**Brief**
Read the records below and copy each line that contains "DateDescending".

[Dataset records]
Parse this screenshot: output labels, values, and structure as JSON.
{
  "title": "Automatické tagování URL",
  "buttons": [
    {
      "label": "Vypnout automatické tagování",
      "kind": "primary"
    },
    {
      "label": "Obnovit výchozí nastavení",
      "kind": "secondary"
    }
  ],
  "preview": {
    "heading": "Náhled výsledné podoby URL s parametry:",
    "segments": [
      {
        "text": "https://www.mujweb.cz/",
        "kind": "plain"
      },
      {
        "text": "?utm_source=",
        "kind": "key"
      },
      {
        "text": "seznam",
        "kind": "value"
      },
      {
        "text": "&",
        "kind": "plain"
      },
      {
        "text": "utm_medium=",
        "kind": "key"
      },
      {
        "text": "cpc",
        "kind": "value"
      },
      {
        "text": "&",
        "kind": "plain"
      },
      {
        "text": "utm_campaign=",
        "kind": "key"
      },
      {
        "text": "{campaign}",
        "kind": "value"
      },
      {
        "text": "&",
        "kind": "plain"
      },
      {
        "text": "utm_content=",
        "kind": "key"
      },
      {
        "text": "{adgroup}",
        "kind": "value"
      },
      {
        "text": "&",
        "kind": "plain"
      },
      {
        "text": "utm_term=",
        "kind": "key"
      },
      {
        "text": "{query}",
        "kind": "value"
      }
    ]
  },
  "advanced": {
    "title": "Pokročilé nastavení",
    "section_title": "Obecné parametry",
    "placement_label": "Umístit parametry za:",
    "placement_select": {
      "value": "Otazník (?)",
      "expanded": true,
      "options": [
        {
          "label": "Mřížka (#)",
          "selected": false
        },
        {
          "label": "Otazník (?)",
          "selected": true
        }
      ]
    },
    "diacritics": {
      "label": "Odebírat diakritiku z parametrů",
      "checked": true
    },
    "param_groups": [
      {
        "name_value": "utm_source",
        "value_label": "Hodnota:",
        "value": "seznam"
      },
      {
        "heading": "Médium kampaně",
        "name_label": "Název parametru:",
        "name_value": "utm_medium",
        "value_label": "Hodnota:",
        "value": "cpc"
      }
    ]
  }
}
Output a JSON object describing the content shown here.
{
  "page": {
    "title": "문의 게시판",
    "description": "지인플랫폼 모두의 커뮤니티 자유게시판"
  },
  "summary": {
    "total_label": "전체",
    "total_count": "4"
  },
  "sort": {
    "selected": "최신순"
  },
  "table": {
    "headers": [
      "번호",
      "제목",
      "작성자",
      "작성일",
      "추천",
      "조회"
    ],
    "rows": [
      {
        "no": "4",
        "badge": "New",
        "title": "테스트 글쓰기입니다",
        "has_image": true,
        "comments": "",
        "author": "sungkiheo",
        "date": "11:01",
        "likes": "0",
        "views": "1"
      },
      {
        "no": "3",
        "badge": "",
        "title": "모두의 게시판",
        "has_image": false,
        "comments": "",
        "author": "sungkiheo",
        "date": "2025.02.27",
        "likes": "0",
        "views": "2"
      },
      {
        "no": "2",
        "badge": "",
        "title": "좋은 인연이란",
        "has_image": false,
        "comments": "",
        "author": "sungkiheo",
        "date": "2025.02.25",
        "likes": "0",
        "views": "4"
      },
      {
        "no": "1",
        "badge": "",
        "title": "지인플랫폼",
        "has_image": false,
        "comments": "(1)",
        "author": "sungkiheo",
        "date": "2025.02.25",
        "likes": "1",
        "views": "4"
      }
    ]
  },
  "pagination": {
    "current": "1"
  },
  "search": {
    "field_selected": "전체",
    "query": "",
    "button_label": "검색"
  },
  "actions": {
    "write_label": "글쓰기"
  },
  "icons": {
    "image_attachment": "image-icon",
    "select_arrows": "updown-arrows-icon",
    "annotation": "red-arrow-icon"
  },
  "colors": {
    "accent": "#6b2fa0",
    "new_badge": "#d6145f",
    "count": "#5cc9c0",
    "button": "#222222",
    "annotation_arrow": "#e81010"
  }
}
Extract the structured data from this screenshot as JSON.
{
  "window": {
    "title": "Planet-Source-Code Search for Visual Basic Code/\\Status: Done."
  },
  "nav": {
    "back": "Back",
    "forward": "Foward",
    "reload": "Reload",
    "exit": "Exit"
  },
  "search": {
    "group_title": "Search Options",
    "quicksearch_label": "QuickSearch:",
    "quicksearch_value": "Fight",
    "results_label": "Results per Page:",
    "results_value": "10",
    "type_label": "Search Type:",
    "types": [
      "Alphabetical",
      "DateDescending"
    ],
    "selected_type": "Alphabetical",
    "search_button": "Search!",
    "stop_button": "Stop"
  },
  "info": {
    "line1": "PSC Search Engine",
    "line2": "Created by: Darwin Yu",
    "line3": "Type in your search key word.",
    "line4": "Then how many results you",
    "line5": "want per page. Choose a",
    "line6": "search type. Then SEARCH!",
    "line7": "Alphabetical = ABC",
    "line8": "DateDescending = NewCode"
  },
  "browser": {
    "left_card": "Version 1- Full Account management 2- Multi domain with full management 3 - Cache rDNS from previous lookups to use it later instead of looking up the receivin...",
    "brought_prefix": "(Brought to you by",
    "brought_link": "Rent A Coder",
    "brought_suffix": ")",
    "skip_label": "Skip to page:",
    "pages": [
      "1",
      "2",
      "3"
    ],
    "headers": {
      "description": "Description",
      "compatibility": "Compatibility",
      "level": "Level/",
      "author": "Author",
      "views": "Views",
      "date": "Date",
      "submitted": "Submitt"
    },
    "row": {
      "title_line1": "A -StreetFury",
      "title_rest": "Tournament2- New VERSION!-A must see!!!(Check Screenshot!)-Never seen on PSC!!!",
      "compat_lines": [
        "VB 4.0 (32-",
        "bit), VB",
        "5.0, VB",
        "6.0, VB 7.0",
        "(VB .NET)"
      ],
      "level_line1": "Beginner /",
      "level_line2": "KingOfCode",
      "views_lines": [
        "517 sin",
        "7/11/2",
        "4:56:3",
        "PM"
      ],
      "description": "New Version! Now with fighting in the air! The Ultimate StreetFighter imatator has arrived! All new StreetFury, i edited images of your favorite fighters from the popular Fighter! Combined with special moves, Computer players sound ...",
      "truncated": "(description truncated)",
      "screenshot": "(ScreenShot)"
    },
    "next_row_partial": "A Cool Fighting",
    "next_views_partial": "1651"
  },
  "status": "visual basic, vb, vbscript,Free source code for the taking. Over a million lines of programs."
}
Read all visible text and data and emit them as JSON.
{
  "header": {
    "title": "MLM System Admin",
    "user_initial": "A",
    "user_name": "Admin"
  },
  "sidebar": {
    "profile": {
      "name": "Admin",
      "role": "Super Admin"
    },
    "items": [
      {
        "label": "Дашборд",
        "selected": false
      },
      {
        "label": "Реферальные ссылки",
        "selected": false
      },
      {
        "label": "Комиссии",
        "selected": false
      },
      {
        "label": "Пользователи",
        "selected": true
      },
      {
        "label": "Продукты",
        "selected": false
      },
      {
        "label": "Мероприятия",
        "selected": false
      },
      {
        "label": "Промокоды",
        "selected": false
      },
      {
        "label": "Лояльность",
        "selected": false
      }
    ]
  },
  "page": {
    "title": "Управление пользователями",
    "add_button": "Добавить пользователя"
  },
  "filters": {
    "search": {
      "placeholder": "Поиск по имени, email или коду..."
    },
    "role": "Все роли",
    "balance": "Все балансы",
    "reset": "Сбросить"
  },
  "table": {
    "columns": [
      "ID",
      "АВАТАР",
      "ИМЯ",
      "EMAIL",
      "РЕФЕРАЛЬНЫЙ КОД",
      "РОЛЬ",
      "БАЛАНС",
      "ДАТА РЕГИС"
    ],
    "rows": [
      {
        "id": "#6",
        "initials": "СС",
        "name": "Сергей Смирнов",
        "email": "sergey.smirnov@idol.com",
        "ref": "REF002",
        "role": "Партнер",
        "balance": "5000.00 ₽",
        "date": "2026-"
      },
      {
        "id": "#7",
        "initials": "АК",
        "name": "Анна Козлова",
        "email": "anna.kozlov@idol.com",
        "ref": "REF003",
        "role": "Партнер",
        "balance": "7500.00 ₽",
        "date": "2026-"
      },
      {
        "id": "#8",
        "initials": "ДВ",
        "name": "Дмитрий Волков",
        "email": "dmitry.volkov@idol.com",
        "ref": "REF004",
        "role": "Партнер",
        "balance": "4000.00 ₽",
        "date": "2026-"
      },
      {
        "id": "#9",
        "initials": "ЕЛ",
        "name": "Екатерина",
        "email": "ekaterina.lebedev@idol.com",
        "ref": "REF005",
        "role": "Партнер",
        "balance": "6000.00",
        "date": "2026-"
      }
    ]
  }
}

**Answer to the problem**
      "DateDescending"
    "line8": "DateDescending = NewCode"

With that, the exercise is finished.